** START OF Source records **

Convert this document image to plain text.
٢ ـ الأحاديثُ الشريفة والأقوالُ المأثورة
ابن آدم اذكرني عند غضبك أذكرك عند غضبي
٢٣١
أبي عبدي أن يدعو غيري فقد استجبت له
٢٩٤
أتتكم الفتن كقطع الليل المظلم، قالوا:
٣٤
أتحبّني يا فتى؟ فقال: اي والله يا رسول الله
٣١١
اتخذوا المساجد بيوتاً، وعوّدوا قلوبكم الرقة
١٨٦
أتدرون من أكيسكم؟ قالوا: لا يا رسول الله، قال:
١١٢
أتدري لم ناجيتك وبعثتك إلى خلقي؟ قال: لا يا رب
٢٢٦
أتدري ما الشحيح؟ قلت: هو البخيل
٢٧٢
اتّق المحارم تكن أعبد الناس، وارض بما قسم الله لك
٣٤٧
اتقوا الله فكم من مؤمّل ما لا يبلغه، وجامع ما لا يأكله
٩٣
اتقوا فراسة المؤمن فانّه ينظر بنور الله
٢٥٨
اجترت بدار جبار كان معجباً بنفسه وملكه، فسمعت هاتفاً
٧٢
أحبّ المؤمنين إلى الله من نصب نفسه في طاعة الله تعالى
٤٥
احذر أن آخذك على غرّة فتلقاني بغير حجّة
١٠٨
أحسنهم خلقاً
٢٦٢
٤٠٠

** END OF Source records **

**Directions**
Each line above is to be repeated exactly.

**Solution for this problem**
Convert this document image to plain text.
٢ ـ الأحاديثُ الشريفة والأقوالُ المأثورة
ابن آدم اذكرني عند غضبك أذكرك عند غضبي
٢٣١
أبي عبدي أن يدعو غيري فقد استجبت له
٢٩٤
أتتكم الفتن كقطع الليل المظلم، قالوا:
٣٤
أتحبّني يا فتى؟ فقال: اي والله يا رسول الله
٣١١
اتخذوا المساجد بيوتاً، وعوّدوا قلوبكم الرقة
١٨٦
أتدرون من أكيسكم؟ قالوا: لا يا رسول الله، قال:
١١٢
أتدري لم ناجيتك وبعثتك إلى خلقي؟ قال: لا يا رب
٢٢٦
أتدري ما الشحيح؟ قلت: هو البخيل
٢٧٢
اتّق المحارم تكن أعبد الناس، وارض بما قسم الله لك
٣٤٧
اتقوا الله فكم من مؤمّل ما لا يبلغه، وجامع ما لا يأكله
٩٣
اتقوا فراسة المؤمن فانّه ينظر بنور الله
٢٥٨
اجترت بدار جبار كان معجباً بنفسه وملكه، فسمعت هاتفاً
٧٢
أحبّ المؤمنين إلى الله من نصب نفسه في طاعة الله تعالى
٤٥
احذر أن آخذك على غرّة فتلقاني بغير حجّة
١٠٨
أحسنهم خلقاً
٢٦٢
٤٠٠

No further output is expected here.